⟨

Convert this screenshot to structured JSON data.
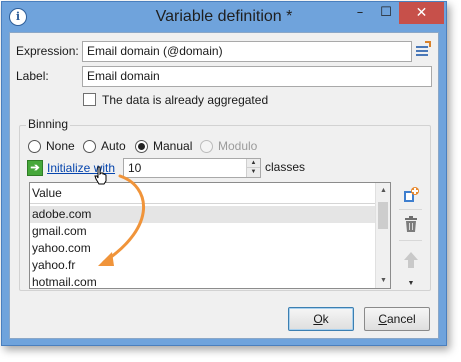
{
  "window": {
    "title": "Variable definition *",
    "app_icon": "i",
    "minimize": "–",
    "maximize": "☐",
    "close": "✕"
  },
  "form": {
    "expression_label": "Expression:",
    "expression_value": "Email domain (@domain)",
    "label_label": "Label:",
    "label_value": "Email domain",
    "aggregated_label": "The data is already aggregated",
    "aggregated_checked": false
  },
  "binning": {
    "group_title": "Binning",
    "options": [
      {
        "label": "None",
        "selected": false,
        "enabled": true
      },
      {
        "label": "Auto",
        "selected": false,
        "enabled": true
      },
      {
        "label": "Manual",
        "selected": true,
        "enabled": true
      },
      {
        "label": "Modulo",
        "selected": false,
        "enabled": false
      }
    ],
    "initialize_label": "Initialize with",
    "count_value": "10",
    "classes_label": "classes",
    "list_header": "Value",
    "values": [
      "adobe.com",
      "gmail.com",
      "yahoo.com",
      "yahoo.fr",
      "hotmail.com"
    ],
    "selected_index": 0
  },
  "icons": {
    "expression_edit": "expression-edit-icon",
    "add_value": "add-value-icon",
    "delete": "trash-icon",
    "move_up": "arrow-up-icon",
    "dropdown": "chevron-down-icon"
  },
  "buttons": {
    "ok_hotkey": "O",
    "ok_rest": "k",
    "cancel_hotkey": "C",
    "cancel_rest": "ancel"
  },
  "colors": {
    "window_frame": "#6fa3dc",
    "close_button": "#c7504a",
    "annotation_arrow": "#f0943a",
    "link": "#0645ad"
  }
}
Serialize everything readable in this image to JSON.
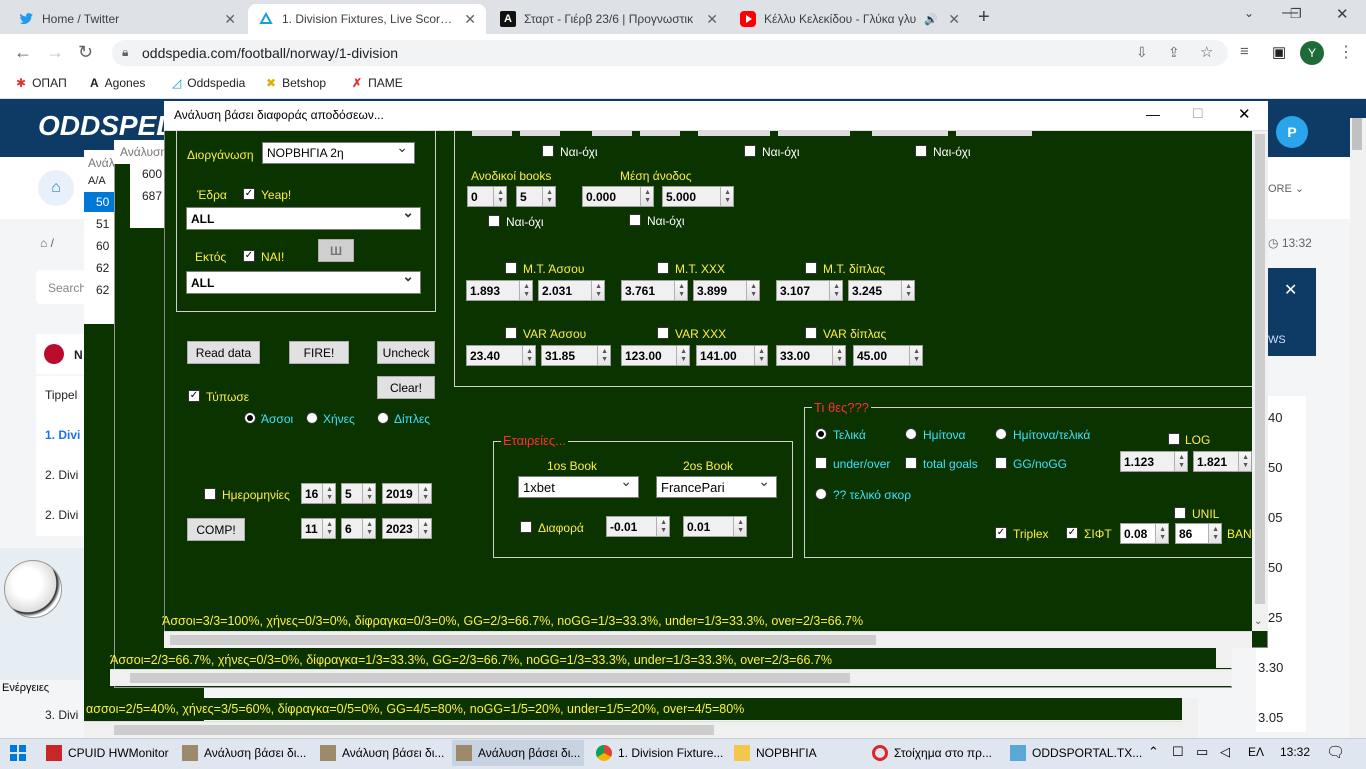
{
  "browser": {
    "tabs": [
      {
        "title": "Home / Twitter",
        "favicon": "twitter-icon"
      },
      {
        "title": "1. Division Fixtures, Live Scores &",
        "favicon": "oddspedia-icon",
        "active": true
      },
      {
        "title": "Σταρτ - Γιέρβ 23/6 | Προγνωστικ",
        "favicon": "agones-icon"
      },
      {
        "title": "Κέλλυ Κελεκίδου - Γλύκα γλυ",
        "favicon": "youtube-icon",
        "audio": true
      }
    ],
    "new_tab": "+",
    "url": "oddspedia.com/football/norway/1-division",
    "profile_initial": "Y",
    "bookmarks": [
      "ΟΠΑΠ",
      "Agones",
      "Oddspedia",
      "Betshop",
      "ΠΑΜΕ"
    ]
  },
  "webpage": {
    "logo": "ODDSPEDIA",
    "profile_badge": "P",
    "more_label": "ORE",
    "time": "13:32",
    "search_placeholder": "Search",
    "country_initial": "N",
    "news_label": "WS",
    "list_items": [
      "Tippel",
      "1. Divi",
      "2. Divi",
      "2. Divi",
      "3. Divi"
    ],
    "odds": [
      "40",
      "50",
      "05",
      "50",
      "25",
      "3.30",
      "3.05"
    ],
    "promo_label": "Ενέργειες"
  },
  "back_window": {
    "title": "Ανάλυ",
    "col_header": "Α/Α",
    "rows": [
      "50",
      "51",
      "60",
      "62",
      "62"
    ],
    "status": "ασσοι=2/5=40%, χήνες=3/5=60%, δίφραγκα=0/5=0%, GG=4/5=80%, noGG=1/5=20%, under=1/5=20%, over=4/5=80%"
  },
  "mid_window": {
    "title": "Ανάλυση",
    "rows": [
      "600",
      "687"
    ],
    "status": "Άσσοι=2/3=66.7%, χήνες=0/3=0%, δίφραγκα=1/3=33.3%, GG=2/3=66.7%, noGG=1/3=33.3%, under=1/3=33.3%, over=2/3=66.7%"
  },
  "dialog": {
    "title": "Ανάλυση βάσει διαφοράς αποδόσεων...",
    "competition_label": "Διοργάνωση",
    "competition_value": "ΝΟΡΒΗΓΙΑ 2η",
    "home_label": "Έδρα",
    "home_check_label": "Yeap!",
    "home_select": "ALL",
    "away_label": "Εκτός",
    "away_check_label": "NAI!",
    "w_button": "Ш",
    "away_select": "ALL",
    "buttons": {
      "read": "Read data",
      "fire": "FIRE!",
      "uncheck": "Uncheck",
      "clear": "Clear!",
      "comp": "COMP!"
    },
    "print_label": "Τύπωσε",
    "print_options": [
      "Άσσοι",
      "Χήνες",
      "Δίπλες"
    ],
    "dates_label": "Ημερομηνίες",
    "date_from": {
      "day": "16",
      "month": "5",
      "year": "2019"
    },
    "date_to": {
      "day": "11",
      "month": "6",
      "year": "2023"
    },
    "yesno": "Ναι-όχι",
    "rising_books_label": "Ανοδικοί books",
    "rising_books": [
      "0",
      "5"
    ],
    "avg_rise_label": "Μέση άνοδος",
    "avg_rise": [
      "0.000",
      "5.000"
    ],
    "avg_labels": [
      "Μ.Τ. Άσσου",
      "Μ.Τ. XXX",
      "Μ.Τ. δίπλας"
    ],
    "avg_values": [
      "1.893",
      "2.031",
      "3.761",
      "3.899",
      "3.107",
      "3.245"
    ],
    "var_labels": [
      "VAR Άσσου",
      "VAR XXX",
      "VAR δίπλας"
    ],
    "var_values": [
      "23.40",
      "31.85",
      "123.00",
      "141.00",
      "33.00",
      "45.00"
    ],
    "companies_title": "Εταιρείες...",
    "book1_label": "1os Book",
    "book1": "1xbet",
    "book2_label": "2os Book",
    "book2": "FrancePari",
    "diff_label": "Διαφορά",
    "diff_values": [
      "-0.01",
      "0.01"
    ],
    "bets_title": "Τι θες???",
    "bet_options": [
      "Τελικά",
      "Ημίτονα",
      "Ημίτονα/τελικά",
      "under/over",
      "total goals",
      "GG/noGG",
      "?? τελικό σκορ"
    ],
    "log_label": "LOG",
    "log_values": [
      "1.123",
      "1.821"
    ],
    "unil_label": "UNIL",
    "triplex_label": "Triplex",
    "sift_label": "ΣΙΦΤ",
    "sift_values": [
      "0.08",
      "86"
    ],
    "ban_label": "BAN",
    "status": "Άσσοι=3/3=100%, χήνες=0/3=0%, δίφραγκα=0/3=0%, GG=2/3=66.7%, noGG=1/3=33.3%, under=1/3=33.3%, over=2/3=66.7%"
  },
  "taskbar": {
    "items": [
      {
        "label": "CPUID HWMonitor",
        "icon": "hwmonitor-icon"
      },
      {
        "label": "Ανάλυση βάσει δι...",
        "icon": "app-icon"
      },
      {
        "label": "Ανάλυση βάσει δι...",
        "icon": "app-icon"
      },
      {
        "label": "Ανάλυση βάσει δι...",
        "icon": "app-icon"
      },
      {
        "label": "1. Division Fixture...",
        "icon": "chrome-icon"
      },
      {
        "label": "ΝΟΡΒΗΓΙΑ",
        "icon": "folder-icon"
      },
      {
        "label": "Στοίχημα στο πρ...",
        "icon": "opera-icon"
      },
      {
        "label": "ODDSPORTAL.TX...",
        "icon": "notepad-icon"
      }
    ],
    "lang": "ΕΛ",
    "time": "13:32"
  },
  "colors": {
    "panel": "#0a3300",
    "label": "#ffef40",
    "accent": "#3fe0ff",
    "title_red": "#ff3030"
  }
}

⟩

- [WHAT IS NEEDED]: Your task is to copy the entries in full and exactly, without any images.

- [THE OUTPUT]:
Convert this screenshot to structured JSON data.
{
  "window": {
    "title": "Variable definition *",
    "app_icon": "i",
    "minimize": "–",
    "maximize": "☐",
    "close": "✕"
  },
  "form": {
    "expression_label": "Expression:",
    "expression_value": "Email domain (@domain)",
    "label_label": "Label:",
    "label_value": "Email domain",
    "aggregated_label": "The data is already aggregated",
    "aggregated_checked": false
  },
  "binning": {
    "group_title": "Binning",
    "options": [
      {
        "label": "None",
        "selected": false,
        "enabled": true
      },
      {
        "label": "Auto",
        "selected": false,
        "enabled": true
      },
      {
        "label": "Manual",
        "selected": true,
        "enabled": true
      },
      {
        "label": "Modulo",
        "selected": false,
        "enabled": false
      }
    ],
    "initialize_label": "Initialize with",
    "count_value": "10",
    "classes_label": "classes",
    "list_header": "Value",
    "values": [
      "adobe.com",
      "gmail.com",
      "yahoo.com",
      "yahoo.fr",
      "hotmail.com"
    ],
    "selected_index": 0
  },
  "icons": {
    "expression_edit": "expression-edit-icon",
    "add_value": "add-value-icon",
    "delete": "trash-icon",
    "move_up": "arrow-up-icon",
    "dropdown": "chevron-down-icon"
  },
  "buttons": {
    "ok_hotkey": "O",
    "ok_rest": "k",
    "cancel_hotkey": "C",
    "cancel_rest": "ancel"
  },
  "colors": {
    "window_frame": "#6fa3dc",
    "close_button": "#c7504a",
    "annotation_arrow": "#f0943a",
    "link": "#0645ad"
  }
}
Serialize everything readable in this image to JSON.
{
  "browser": {
    "tabs": [
      {
        "title": "Home / Twitter",
        "favicon": "twitter-icon"
      },
      {
        "title": "1. Division Fixtures, Live Scores &",
        "favicon": "oddspedia-icon",
        "active": true
      },
      {
        "title": "Σταρτ - Γιέρβ 23/6 | Προγνωστικ",
        "favicon": "agones-icon"
      },
      {
        "title": "Κέλλυ Κελεκίδου - Γλύκα γλυ",
        "favicon": "youtube-icon",
        "audio": true
      }
    ],
    "new_tab": "+",
    "url": "oddspedia.com/football/norway/1-division",
    "profile_initial": "Y",
    "bookmarks": [
      "ΟΠΑΠ",
      "Agones",
      "Oddspedia",
      "Betshop",
      "ΠΑΜΕ"
    ]
  },
  "webpage": {
    "logo": "ODDSPEDIA",
    "profile_badge": "P",
    "more_label": "ORE",
    "time": "13:32",
    "search_placeholder": "Search",
    "country_initial": "N",
    "news_label": "WS",
    "list_items": [
      "Tippel",
      "1. Divi",
      "2. Divi",
      "2. Divi",
      "3. Divi"
    ],
    "odds": [
      "40",
      "50",
      "05",
      "50",
      "25",
      "3.30",
      "3.05"
    ],
    "promo_label": "Ενέργειες"
  },
  "back_window": {
    "title": "Ανάλυ",
    "col_header": "Α/Α",
    "rows": [
      "50",
      "51",
      "60",
      "62",
      "62"
    ],
    "status": "ασσοι=2/5=40%, χήνες=3/5=60%, δίφραγκα=0/5=0%, GG=4/5=80%, noGG=1/5=20%, under=1/5=20%, over=4/5=80%"
  },
  "mid_window": {
    "title": "Ανάλυση",
    "rows": [
      "600",
      "687"
    ],
    "status": "Άσσοι=2/3=66.7%, χήνες=0/3=0%, δίφραγκα=1/3=33.3%, GG=2/3=66.7%, noGG=1/3=33.3%, under=1/3=33.3%, over=2/3=66.7%"
  },
  "dialog": {
    "title": "Ανάλυση βάσει διαφοράς αποδόσεων...",
    "competition_label": "Διοργάνωση",
    "competition_value": "ΝΟΡΒΗΓΙΑ 2η",
    "home_label": "Έδρα",
    "home_check_label": "Yeap!",
    "home_select": "ALL",
    "away_label": "Εκτός",
    "away_check_label": "NAI!",
    "w_button": "Ш",
    "away_select": "ALL",
    "buttons": {
      "read": "Read data",
      "fire": "FIRE!",
      "uncheck": "Uncheck",
      "clear": "Clear!",
      "comp": "COMP!"
    },
    "print_label": "Τύπωσε",
    "print_options": [
      "Άσσοι",
      "Χήνες",
      "Δίπλες"
    ],
    "dates_label": "Ημερομηνίες",
    "date_from": {
      "day": "16",
      "month": "5",
      "year": "2019"
    },
    "date_to": {
      "day": "11",
      "month": "6",
      "year": "2023"
    },
    "yesno": "Ναι-όχι",
    "rising_books_label": "Ανοδικοί books",
    "rising_books": [
      "0",
      "5"
    ],
    "avg_rise_label": "Μέση άνοδος",
    "avg_rise": [
      "0.000",
      "5.000"
    ],
    "avg_labels": [
      "Μ.Τ. Άσσου",
      "Μ.Τ. XXX",
      "Μ.Τ. δίπλας"
    ],
    "avg_values": [
      "1.893",
      "2.031",
      "3.761",
      "3.899",
      "3.107",
      "3.245"
    ],
    "var_labels": [
      "VAR Άσσου",
      "VAR XXX",
      "VAR δίπλας"
    ],
    "var_values": [
      "23.40",
      "31.85",
      "123.00",
      "141.00",
      "33.00",
      "45.00"
    ],
    "companies_title": "Εταιρείες...",
    "book1_label": "1os Book",
    "book1": "1xbet",
    "book2_label": "2os Book",
    "book2": "FrancePari",
    "diff_label": "Διαφορά",
    "diff_values": [
      "-0.01",
      "0.01"
    ],
    "bets_title": "Τι θες???",
    "bet_options": [
      "Τελικά",
      "Ημίτονα",
      "Ημίτονα/τελικά",
      "under/over",
      "total goals",
      "GG/noGG",
      "?? τελικό σκορ"
    ],
    "log_label": "LOG",
    "log_values": [
      "1.123",
      "1.821"
    ],
    "unil_label": "UNIL",
    "triplex_label": "Triplex",
    "sift_label": "ΣΙΦΤ",
    "sift_values": [
      "0.08",
      "86"
    ],
    "ban_label": "BAN",
    "status": "Άσσοι=3/3=100%, χήνες=0/3=0%, δίφραγκα=0/3=0%, GG=2/3=66.7%, noGG=1/3=33.3%, under=1/3=33.3%, over=2/3=66.7%"
  },
  "taskbar": {
    "items": [
      {
        "label": "CPUID HWMonitor",
        "icon": "hwmonitor-icon"
      },
      {
        "label": "Ανάλυση βάσει δι...",
        "icon": "app-icon"
      },
      {
        "label": "Ανάλυση βάσει δι...",
        "icon": "app-icon"
      },
      {
        "label": "Ανάλυση βάσει δι...",
        "icon": "app-icon"
      },
      {
        "label": "1. Division Fixture...",
        "icon": "chrome-icon"
      },
      {
        "label": "ΝΟΡΒΗΓΙΑ",
        "icon": "folder-icon"
      },
      {
        "label": "Στοίχημα στο πρ...",
        "icon": "opera-icon"
      },
      {
        "label": "ODDSPORTAL.TX...",
        "icon": "notepad-icon"
      }
    ],
    "lang": "ΕΛ",
    "time": "13:32"
  },
  "colors": {
    "panel": "#0a3300",
    "label": "#ffef40",
    "accent": "#3fe0ff",
    "title_red": "#ff3030"
  }
}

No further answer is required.